#### ENTRIES SHOWN ####

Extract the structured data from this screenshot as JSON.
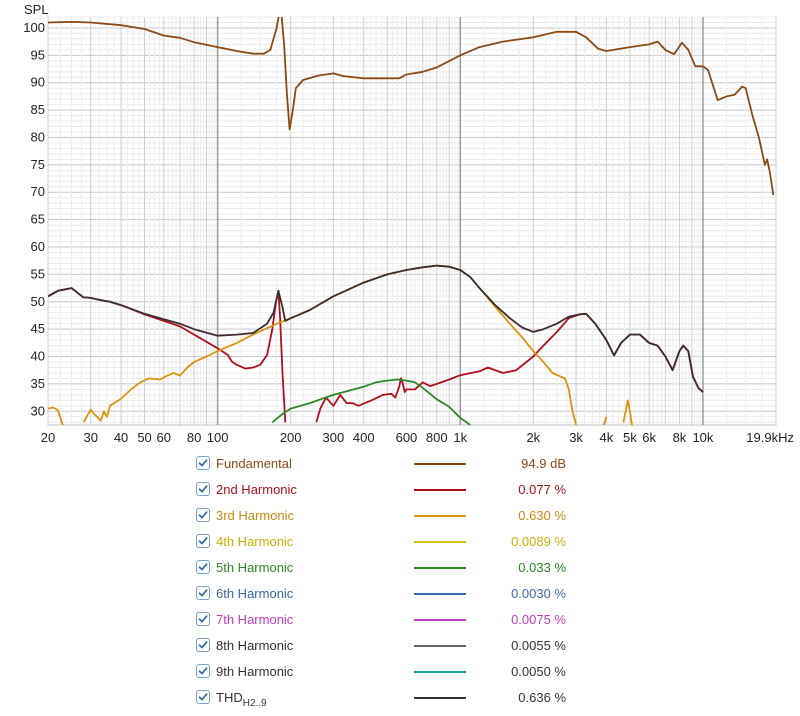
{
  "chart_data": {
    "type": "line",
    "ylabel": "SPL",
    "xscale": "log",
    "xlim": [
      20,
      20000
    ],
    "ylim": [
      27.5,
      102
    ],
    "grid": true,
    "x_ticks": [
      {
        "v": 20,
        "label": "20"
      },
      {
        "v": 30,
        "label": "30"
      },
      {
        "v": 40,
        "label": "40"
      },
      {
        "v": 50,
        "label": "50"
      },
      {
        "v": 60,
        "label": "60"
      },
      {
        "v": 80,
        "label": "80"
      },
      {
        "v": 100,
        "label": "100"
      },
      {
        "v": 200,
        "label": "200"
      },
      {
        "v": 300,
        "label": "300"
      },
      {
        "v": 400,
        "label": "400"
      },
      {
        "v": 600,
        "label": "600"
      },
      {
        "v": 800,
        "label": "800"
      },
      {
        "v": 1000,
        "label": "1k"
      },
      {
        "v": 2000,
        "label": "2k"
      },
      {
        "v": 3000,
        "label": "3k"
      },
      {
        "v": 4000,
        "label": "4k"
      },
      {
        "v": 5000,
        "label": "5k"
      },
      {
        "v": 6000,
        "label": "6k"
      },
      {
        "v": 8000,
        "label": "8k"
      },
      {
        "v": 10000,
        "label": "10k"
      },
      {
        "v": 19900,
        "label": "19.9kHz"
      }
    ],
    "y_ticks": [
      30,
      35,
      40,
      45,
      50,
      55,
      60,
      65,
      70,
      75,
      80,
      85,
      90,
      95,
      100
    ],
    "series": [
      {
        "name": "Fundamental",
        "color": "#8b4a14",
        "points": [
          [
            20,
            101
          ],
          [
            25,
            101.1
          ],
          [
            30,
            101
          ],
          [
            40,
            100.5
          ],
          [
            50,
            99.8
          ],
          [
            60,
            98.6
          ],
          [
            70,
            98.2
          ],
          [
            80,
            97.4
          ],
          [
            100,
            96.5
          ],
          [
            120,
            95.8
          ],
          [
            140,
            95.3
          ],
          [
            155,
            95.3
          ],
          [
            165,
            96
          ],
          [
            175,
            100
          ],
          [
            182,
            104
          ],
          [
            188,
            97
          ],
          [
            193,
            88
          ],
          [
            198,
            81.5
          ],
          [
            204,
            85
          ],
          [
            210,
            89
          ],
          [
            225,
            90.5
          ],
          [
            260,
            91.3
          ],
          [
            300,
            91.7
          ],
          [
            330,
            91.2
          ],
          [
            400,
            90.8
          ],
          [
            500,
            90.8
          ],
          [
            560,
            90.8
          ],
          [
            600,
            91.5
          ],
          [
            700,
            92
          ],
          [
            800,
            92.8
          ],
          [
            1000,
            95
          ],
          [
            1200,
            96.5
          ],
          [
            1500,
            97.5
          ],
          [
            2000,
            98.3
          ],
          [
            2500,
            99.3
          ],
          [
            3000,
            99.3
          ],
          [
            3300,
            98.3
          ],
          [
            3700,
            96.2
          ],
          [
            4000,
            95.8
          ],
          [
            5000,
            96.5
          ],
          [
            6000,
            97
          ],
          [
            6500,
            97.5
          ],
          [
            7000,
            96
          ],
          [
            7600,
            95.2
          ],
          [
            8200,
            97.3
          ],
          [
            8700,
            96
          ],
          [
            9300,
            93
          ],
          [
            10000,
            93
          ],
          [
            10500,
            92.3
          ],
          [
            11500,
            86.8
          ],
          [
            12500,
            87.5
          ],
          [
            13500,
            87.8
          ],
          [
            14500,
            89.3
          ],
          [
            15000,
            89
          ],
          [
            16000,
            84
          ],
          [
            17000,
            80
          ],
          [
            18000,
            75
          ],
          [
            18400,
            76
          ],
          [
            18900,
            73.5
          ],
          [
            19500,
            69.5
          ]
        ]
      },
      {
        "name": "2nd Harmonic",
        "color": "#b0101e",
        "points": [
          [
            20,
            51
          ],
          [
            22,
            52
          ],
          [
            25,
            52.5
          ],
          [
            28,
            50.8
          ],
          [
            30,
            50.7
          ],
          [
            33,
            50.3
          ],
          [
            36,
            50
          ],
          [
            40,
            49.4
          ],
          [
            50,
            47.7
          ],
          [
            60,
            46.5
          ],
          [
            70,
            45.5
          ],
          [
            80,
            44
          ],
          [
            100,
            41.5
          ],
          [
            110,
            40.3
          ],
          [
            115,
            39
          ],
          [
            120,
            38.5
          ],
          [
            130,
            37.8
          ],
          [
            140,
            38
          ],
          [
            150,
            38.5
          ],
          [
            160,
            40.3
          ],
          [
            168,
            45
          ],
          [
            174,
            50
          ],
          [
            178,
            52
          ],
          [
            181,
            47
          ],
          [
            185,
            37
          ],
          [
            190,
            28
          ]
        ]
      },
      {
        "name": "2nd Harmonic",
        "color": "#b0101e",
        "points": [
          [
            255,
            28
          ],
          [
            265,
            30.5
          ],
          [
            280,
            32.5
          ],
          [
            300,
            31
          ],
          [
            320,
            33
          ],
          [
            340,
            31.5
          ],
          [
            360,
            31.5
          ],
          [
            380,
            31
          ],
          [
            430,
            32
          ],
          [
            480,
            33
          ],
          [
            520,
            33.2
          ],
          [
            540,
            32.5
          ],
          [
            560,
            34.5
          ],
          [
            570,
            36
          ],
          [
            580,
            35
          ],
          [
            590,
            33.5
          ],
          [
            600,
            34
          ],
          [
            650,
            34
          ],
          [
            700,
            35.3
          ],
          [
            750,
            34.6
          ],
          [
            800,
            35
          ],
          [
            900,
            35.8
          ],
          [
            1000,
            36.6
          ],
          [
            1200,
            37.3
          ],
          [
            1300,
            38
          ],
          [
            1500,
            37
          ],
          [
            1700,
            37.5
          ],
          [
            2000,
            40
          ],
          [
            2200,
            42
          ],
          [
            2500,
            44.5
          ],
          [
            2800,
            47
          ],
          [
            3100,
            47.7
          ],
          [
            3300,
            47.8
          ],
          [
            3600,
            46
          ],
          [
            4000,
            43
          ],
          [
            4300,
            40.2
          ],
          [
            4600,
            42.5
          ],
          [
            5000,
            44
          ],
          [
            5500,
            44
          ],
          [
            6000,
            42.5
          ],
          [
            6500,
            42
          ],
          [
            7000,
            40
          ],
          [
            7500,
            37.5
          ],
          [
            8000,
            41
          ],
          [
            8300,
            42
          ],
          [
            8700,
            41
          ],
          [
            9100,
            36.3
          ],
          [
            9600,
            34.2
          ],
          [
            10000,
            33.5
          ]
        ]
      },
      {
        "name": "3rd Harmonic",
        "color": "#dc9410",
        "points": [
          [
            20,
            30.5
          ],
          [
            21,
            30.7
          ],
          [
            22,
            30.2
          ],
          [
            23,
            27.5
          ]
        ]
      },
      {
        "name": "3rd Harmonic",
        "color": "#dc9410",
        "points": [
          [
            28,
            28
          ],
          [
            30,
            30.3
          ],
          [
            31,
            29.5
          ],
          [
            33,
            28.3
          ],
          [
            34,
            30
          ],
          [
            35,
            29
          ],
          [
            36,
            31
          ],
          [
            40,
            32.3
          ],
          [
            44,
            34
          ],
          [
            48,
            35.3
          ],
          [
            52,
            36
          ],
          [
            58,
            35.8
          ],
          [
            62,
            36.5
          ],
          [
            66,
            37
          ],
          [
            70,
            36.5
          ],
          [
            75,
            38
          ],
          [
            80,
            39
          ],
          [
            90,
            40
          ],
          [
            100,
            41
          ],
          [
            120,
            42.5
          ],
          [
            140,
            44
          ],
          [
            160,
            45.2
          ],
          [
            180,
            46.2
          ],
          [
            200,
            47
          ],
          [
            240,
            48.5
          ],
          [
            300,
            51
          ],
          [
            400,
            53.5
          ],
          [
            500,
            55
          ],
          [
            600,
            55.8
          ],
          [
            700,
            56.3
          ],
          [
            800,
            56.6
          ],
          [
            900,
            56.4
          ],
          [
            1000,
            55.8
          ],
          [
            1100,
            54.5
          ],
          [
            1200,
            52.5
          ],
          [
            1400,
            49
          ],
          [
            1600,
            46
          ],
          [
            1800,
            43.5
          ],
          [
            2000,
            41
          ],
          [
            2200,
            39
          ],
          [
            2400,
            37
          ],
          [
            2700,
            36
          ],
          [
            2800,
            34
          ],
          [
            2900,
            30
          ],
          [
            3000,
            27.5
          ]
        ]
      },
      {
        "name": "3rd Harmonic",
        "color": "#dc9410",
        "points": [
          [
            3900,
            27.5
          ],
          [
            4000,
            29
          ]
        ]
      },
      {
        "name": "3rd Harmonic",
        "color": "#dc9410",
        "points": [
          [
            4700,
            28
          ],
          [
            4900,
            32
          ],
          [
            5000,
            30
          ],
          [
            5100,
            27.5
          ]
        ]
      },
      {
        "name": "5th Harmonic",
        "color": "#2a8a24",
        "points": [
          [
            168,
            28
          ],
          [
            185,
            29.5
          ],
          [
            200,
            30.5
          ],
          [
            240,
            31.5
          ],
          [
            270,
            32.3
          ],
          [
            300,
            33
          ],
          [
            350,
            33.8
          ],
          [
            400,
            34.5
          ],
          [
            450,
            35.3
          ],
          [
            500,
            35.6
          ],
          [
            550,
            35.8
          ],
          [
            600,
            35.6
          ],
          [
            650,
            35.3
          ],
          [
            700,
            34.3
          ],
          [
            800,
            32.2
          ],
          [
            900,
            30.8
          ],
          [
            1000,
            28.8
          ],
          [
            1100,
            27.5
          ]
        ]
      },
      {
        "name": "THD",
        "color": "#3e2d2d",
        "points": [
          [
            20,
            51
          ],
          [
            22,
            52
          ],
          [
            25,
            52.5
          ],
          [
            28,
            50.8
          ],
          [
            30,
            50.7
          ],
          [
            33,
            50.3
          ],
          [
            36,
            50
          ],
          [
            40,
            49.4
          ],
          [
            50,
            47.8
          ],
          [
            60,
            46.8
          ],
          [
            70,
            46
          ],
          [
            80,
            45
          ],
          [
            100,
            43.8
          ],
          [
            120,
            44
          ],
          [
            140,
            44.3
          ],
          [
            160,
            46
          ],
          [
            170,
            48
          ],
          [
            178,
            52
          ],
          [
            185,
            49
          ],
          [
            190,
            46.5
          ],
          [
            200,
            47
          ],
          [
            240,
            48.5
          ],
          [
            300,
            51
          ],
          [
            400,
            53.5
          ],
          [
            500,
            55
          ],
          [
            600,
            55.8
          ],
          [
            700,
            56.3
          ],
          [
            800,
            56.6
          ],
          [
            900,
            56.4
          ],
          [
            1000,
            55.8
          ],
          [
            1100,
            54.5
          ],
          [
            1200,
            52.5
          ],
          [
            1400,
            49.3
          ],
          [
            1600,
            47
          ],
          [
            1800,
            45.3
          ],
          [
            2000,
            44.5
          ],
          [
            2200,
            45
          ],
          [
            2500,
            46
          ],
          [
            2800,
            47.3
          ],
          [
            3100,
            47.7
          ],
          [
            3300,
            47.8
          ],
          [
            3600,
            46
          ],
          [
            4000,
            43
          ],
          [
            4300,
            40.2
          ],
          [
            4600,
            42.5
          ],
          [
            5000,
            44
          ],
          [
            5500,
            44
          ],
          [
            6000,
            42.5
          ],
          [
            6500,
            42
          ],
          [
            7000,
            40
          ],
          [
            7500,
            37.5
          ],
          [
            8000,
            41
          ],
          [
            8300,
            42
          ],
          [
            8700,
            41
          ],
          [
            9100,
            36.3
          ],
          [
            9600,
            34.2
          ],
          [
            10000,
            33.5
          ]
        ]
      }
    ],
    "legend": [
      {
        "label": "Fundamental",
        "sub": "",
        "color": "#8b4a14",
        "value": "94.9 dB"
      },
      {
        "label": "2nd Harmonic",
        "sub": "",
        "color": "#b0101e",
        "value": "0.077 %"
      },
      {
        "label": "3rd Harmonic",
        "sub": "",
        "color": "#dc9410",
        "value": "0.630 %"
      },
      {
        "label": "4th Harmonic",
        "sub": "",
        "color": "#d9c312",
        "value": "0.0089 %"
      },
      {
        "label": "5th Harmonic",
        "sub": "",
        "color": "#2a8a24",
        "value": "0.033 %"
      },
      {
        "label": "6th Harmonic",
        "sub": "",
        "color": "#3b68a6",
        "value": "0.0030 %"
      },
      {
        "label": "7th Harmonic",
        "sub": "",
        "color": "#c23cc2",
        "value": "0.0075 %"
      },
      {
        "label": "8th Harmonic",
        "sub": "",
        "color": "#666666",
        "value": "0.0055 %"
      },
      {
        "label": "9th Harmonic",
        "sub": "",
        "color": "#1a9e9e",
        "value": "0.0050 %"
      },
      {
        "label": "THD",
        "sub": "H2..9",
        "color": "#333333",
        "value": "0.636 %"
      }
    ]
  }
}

####

**INSTRUCTIONS FOR THE TASK**
Gather all lines from the listing above in which "value" occurs.

**RESULT**
        "value": "94.9 dB"
        "value": "0.077 %"
        "value": "0.630 %"
        "value": "0.0089 %"
        "value": "0.033 %"
        "value": "0.0030 %"
        "value": "0.0075 %"
        "value": "0.0055 %"
        "value": "0.0050 %"
        "value": "0.636 %"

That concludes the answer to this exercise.